[Set problem]: Every line with the string "this" should be gathered.

[Data provided]:
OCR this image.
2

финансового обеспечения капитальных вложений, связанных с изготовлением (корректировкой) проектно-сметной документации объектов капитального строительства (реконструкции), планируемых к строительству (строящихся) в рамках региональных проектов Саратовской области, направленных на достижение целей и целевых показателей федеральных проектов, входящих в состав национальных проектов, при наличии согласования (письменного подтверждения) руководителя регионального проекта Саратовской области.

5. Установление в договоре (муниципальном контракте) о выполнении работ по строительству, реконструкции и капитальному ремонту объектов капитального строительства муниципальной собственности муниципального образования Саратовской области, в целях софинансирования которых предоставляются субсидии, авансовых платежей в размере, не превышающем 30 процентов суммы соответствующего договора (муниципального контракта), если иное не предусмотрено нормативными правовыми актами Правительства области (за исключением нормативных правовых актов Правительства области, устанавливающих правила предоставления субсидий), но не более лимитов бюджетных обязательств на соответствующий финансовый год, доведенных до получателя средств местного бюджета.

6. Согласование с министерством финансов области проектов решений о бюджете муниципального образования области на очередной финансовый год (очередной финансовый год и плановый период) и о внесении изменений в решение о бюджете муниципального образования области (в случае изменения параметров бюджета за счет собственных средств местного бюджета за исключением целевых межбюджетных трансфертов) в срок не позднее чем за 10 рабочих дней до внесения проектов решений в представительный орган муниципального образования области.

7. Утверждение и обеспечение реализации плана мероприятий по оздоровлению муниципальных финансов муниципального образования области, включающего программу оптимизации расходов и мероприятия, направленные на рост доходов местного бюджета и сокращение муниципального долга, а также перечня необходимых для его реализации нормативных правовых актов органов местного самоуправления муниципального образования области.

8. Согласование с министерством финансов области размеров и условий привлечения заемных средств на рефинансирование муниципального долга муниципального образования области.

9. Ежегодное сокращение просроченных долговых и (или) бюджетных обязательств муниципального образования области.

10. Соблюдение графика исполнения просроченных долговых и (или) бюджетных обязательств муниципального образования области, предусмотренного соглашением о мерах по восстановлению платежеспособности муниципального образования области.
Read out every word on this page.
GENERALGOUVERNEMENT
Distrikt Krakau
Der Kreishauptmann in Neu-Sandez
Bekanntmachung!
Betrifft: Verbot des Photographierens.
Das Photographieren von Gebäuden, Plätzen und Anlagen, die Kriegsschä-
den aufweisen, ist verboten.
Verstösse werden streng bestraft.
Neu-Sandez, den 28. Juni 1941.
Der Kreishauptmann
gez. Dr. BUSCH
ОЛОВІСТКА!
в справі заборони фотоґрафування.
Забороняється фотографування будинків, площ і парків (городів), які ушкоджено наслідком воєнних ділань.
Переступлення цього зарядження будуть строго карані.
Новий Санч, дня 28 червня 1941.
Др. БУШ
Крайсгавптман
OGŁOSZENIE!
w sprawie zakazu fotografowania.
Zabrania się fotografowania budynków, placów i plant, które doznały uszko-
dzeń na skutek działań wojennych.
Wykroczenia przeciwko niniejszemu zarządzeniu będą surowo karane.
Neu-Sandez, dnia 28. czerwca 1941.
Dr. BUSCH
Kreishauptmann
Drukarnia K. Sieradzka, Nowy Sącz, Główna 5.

[Response to the exercise]:
OCR this image.
Read out every word on this page.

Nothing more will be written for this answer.